(TASK DETAILS): Please report, as a single number with no other text, how many lines of the listing contain "telles".

(EXCERPTED RECORDS):
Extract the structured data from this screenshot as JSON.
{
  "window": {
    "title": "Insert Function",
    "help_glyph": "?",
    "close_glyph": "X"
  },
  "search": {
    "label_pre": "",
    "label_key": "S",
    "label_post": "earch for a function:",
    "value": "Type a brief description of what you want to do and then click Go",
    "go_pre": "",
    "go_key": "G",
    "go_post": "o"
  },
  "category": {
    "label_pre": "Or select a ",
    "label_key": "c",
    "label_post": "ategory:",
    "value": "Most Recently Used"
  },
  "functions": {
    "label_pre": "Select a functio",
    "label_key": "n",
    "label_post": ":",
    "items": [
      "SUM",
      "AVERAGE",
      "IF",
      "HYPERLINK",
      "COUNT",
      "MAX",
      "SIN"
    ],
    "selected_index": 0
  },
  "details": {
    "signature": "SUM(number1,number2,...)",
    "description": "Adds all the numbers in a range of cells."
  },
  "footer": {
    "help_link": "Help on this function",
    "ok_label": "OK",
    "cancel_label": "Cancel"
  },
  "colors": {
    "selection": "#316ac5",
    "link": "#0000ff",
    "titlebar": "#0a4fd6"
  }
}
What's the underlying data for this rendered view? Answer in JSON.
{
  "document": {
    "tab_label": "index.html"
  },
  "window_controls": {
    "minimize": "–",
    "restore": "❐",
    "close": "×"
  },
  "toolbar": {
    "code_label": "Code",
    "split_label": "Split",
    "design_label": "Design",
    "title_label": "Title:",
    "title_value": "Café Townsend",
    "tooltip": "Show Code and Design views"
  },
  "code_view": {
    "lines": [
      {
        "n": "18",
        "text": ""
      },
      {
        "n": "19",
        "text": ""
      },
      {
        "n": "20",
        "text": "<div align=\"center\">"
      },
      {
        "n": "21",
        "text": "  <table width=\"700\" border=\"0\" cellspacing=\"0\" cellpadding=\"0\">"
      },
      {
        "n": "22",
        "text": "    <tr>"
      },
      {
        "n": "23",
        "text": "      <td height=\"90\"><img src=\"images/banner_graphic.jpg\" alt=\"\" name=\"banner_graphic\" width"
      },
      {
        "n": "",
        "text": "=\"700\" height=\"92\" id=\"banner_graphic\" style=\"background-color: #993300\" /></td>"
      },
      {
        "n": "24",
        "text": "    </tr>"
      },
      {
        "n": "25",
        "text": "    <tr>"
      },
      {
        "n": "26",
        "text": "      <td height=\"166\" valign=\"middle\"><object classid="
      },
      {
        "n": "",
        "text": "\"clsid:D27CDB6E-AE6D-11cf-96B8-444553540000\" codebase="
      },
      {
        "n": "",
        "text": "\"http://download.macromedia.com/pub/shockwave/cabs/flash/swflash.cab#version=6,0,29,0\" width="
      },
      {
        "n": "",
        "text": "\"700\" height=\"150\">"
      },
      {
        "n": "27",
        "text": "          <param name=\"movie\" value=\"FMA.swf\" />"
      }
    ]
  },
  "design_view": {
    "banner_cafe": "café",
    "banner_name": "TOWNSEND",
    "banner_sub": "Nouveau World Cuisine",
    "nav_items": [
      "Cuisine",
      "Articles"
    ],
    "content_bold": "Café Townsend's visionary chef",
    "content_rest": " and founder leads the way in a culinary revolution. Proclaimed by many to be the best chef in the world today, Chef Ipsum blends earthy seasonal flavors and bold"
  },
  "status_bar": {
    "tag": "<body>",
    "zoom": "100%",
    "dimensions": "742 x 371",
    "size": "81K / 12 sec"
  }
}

---

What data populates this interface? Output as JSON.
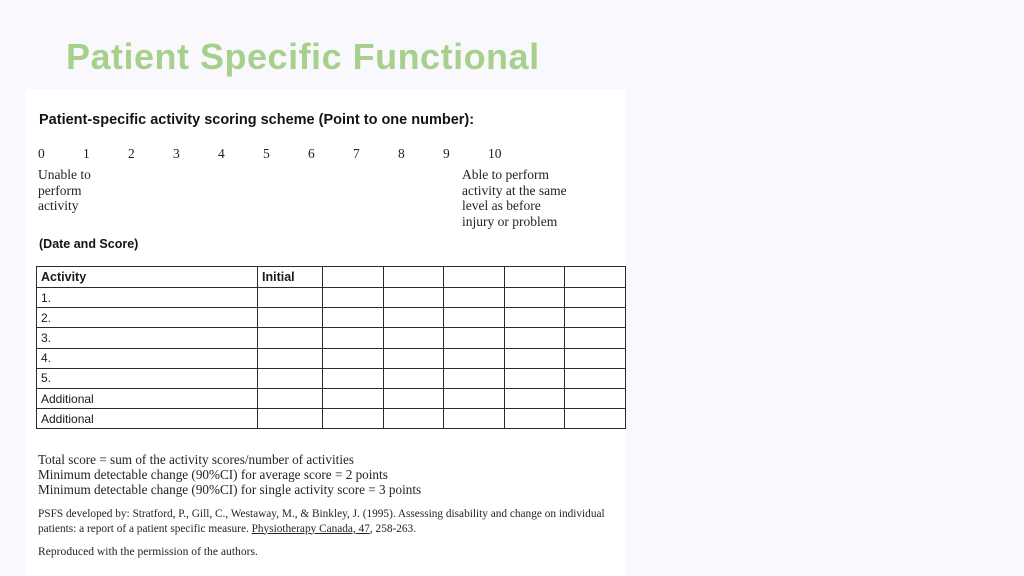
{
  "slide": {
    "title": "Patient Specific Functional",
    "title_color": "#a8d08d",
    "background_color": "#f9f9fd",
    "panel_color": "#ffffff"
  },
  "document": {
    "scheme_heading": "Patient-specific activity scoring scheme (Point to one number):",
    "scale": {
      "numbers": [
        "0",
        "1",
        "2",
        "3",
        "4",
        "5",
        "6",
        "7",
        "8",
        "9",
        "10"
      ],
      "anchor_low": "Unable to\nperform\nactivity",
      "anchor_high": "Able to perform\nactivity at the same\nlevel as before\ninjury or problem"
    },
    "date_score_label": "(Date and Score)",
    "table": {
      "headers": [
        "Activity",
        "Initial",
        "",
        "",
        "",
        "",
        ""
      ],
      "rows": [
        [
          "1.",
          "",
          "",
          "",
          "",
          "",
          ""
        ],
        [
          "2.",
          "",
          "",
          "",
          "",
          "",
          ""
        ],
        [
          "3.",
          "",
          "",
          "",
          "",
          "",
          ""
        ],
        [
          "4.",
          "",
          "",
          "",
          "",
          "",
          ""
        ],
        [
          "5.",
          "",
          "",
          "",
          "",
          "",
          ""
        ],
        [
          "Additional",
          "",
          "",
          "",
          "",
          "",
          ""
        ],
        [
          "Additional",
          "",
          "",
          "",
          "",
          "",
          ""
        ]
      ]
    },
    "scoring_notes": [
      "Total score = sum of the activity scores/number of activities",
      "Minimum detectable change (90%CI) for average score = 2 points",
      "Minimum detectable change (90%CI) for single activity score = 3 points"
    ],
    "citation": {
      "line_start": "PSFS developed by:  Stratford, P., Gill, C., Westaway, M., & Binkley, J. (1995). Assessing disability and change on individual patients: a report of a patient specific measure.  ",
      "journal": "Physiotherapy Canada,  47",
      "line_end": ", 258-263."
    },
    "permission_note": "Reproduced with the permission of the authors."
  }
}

--

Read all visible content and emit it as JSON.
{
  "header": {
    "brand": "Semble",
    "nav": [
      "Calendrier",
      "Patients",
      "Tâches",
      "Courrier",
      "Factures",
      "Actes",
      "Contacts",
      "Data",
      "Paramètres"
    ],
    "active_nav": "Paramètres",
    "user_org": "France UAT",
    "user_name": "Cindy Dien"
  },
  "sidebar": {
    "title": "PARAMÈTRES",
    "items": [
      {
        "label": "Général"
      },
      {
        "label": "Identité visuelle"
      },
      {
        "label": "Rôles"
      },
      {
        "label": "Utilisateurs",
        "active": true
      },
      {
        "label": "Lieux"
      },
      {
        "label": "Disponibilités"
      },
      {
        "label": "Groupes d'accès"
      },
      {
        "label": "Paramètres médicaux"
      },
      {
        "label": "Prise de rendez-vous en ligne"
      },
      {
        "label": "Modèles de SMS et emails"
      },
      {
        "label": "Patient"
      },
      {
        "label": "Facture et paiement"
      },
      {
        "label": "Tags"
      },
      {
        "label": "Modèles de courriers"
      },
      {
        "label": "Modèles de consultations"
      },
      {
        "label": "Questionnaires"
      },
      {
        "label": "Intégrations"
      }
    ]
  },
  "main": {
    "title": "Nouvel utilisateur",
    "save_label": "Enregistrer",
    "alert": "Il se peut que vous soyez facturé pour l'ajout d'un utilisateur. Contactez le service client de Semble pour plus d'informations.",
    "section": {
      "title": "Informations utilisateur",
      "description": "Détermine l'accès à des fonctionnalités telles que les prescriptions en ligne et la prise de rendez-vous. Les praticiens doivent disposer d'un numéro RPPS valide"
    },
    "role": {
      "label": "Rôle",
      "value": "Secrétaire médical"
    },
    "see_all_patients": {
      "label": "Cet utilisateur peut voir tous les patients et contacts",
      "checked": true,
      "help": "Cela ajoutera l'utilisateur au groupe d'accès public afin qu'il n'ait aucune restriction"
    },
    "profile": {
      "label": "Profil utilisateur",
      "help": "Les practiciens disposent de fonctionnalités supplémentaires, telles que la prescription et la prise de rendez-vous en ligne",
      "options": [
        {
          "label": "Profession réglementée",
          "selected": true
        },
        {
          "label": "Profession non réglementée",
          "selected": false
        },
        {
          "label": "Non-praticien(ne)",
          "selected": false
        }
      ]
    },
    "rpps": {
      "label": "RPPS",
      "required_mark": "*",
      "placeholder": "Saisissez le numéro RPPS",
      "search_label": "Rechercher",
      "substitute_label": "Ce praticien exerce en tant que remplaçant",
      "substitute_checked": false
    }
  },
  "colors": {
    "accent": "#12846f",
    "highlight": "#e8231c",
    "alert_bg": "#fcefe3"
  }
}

(REPLY TO THE TASK): 2